● **Aim**
Count every line in the entries that contains "Board". Report that count alone.
>> Begin Input material
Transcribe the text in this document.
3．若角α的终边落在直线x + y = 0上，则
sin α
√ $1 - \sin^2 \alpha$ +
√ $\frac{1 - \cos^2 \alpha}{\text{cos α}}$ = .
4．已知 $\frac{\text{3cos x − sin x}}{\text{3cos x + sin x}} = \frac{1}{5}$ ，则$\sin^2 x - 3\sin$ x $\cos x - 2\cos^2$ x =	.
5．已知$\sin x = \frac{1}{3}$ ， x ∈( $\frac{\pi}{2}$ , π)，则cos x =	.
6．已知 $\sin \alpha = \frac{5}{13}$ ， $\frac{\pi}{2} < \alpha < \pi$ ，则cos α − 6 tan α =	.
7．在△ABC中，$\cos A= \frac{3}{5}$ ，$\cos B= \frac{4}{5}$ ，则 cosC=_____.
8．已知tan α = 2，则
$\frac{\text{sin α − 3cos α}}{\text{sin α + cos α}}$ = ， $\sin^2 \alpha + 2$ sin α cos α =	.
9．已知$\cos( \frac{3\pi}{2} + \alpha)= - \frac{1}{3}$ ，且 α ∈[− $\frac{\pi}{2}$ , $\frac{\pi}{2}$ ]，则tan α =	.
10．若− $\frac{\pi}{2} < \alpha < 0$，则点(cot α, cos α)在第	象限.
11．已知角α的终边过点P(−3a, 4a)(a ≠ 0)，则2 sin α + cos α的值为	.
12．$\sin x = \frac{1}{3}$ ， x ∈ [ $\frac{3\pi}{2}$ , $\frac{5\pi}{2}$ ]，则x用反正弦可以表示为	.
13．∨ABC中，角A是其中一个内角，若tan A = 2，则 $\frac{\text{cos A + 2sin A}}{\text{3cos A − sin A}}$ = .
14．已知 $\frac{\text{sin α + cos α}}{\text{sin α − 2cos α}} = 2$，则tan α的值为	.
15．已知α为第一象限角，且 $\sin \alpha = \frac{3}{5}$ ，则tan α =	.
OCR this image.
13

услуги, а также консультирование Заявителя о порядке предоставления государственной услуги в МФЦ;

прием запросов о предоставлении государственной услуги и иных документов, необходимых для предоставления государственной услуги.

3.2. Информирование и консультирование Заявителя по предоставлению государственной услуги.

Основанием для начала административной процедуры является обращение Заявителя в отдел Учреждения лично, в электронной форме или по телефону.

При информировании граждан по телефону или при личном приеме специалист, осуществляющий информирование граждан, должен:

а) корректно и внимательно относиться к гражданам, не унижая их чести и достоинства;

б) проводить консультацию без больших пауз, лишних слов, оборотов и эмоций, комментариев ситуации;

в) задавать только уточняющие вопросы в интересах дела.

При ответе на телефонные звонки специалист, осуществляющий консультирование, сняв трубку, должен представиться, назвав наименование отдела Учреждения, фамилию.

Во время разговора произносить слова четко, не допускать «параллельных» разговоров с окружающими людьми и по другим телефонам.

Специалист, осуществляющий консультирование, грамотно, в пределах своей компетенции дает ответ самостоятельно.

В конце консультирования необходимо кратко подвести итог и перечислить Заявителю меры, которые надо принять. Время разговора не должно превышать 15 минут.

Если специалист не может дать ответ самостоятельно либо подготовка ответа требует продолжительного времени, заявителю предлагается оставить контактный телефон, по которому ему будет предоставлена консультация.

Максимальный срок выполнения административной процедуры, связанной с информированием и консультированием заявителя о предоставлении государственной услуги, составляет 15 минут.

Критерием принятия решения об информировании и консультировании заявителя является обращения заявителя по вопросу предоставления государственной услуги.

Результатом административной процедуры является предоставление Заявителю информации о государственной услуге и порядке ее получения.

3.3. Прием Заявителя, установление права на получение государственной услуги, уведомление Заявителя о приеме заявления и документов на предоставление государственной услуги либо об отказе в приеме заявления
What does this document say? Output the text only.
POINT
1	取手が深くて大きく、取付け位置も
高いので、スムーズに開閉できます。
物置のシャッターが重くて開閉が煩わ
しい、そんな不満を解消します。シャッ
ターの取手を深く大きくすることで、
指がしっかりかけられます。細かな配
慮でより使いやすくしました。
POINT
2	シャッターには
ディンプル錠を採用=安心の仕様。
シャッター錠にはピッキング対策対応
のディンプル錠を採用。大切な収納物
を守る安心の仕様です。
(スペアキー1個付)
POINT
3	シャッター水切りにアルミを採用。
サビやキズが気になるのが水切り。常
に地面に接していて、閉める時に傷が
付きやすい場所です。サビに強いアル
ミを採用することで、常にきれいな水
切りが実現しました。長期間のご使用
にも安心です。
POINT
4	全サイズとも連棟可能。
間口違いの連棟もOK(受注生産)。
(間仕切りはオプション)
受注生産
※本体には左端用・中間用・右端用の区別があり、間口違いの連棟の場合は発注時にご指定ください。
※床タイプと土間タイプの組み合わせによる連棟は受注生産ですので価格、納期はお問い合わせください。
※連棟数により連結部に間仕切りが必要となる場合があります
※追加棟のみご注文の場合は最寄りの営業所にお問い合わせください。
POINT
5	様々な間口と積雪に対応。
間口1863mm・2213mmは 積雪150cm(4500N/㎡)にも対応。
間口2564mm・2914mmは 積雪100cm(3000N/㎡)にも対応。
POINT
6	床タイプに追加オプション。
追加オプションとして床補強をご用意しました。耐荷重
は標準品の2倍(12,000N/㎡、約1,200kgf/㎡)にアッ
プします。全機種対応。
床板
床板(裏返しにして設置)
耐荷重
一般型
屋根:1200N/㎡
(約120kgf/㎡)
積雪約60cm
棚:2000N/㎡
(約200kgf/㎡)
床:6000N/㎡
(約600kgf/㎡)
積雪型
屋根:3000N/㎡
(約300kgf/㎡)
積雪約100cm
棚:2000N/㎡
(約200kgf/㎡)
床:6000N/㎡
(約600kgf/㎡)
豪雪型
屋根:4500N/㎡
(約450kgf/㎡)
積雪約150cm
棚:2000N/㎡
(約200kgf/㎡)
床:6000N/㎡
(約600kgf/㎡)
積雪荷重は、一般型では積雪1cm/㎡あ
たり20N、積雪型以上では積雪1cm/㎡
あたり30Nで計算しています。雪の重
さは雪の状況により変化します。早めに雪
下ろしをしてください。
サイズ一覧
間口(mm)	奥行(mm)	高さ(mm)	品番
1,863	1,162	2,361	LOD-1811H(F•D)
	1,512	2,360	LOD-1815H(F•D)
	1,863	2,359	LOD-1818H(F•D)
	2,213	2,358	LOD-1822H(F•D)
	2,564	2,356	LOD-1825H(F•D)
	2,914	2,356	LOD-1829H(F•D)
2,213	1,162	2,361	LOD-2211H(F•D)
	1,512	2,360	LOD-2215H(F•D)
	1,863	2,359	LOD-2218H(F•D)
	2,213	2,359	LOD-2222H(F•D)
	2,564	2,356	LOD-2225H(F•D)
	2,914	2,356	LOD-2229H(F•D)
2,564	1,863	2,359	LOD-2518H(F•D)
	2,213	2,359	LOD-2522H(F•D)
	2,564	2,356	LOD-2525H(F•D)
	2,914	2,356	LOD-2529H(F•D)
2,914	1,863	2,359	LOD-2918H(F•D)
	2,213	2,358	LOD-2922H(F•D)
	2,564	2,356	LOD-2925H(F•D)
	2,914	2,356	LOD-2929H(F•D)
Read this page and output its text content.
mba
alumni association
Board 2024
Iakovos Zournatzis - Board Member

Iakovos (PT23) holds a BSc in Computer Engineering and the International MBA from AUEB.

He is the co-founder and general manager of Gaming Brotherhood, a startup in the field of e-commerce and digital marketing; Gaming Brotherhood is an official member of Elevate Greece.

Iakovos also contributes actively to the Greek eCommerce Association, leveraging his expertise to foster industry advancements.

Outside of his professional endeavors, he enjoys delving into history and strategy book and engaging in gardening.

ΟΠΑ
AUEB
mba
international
>> End Input material
● **Answer below**
2